■ RECORD EXTRACTS:
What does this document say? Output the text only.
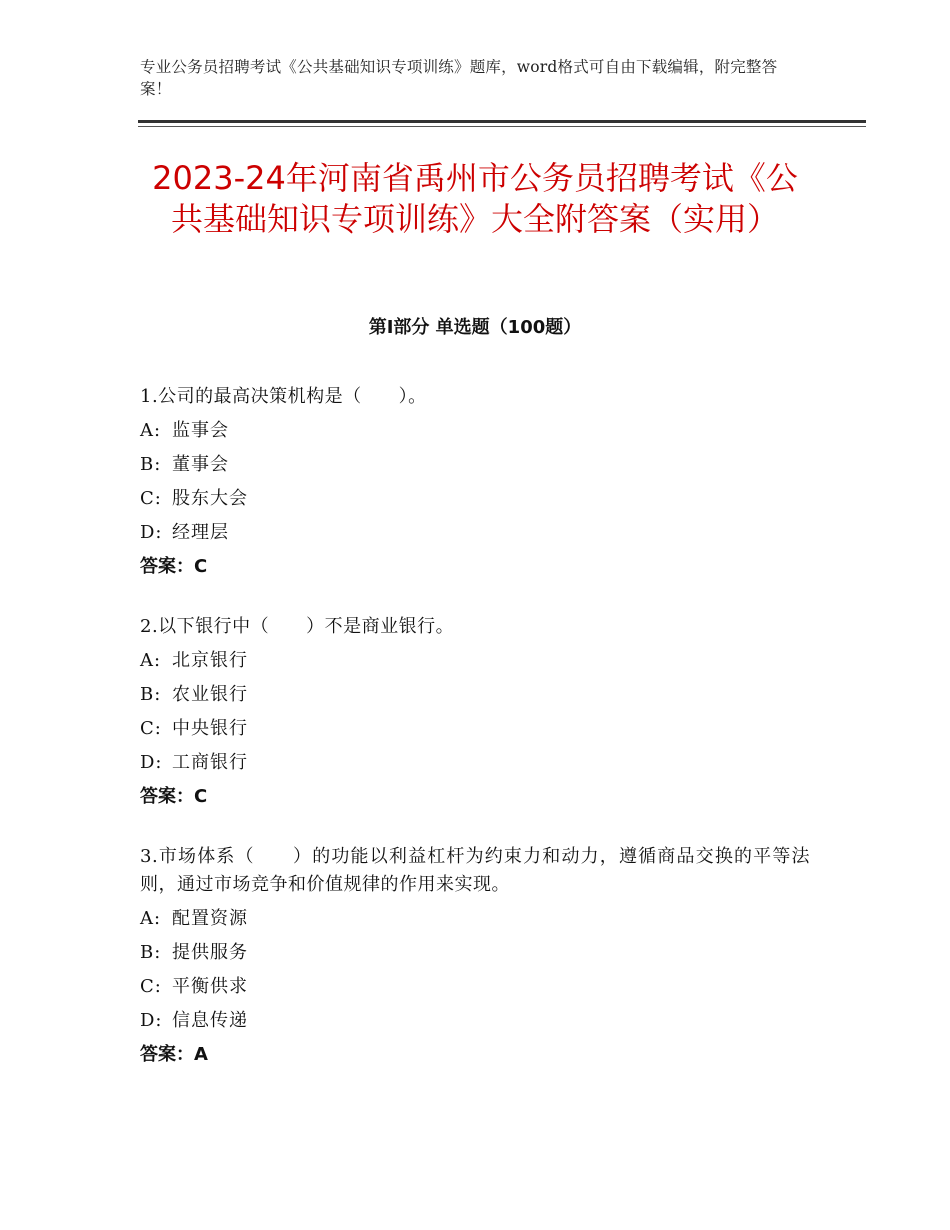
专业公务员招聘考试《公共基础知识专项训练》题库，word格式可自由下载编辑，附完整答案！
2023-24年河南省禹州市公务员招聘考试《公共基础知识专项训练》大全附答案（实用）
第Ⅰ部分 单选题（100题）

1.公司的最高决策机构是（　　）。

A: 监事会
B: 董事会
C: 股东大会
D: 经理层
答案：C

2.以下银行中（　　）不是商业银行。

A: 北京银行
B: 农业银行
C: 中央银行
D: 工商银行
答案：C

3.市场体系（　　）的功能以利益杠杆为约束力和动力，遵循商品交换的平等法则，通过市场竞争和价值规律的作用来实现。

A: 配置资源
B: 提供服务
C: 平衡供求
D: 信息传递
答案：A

■ SET TASK: Return all the entries word for word, but omit any pictures they contain.

■ EXERCISE SOLUTION:
What does this document say? Output the text only.
专业公务员招聘考试《公共基础知识专项训练》题库，word格式可自由下载编辑，附完整答案！
2023-24年河南省禹州市公务员招聘考试《公共基础知识专项训练》大全附答案（实用）
第Ⅰ部分 单选题（100题）

1.公司的最高决策机构是（　　）。

A: 监事会
B: 董事会
C: 股东大会
D: 经理层
答案：C

2.以下银行中（　　）不是商业银行。

A: 北京银行
B: 农业银行
C: 中央银行
D: 工商银行
答案：C

3.市场体系（　　）的功能以利益杠杆为约束力和动力，遵循商品交换的平等法则，通过市场竞争和价值规律的作用来实现。

A: 配置资源
B: 提供服务
C: 平衡供求
D: 信息传递
答案：A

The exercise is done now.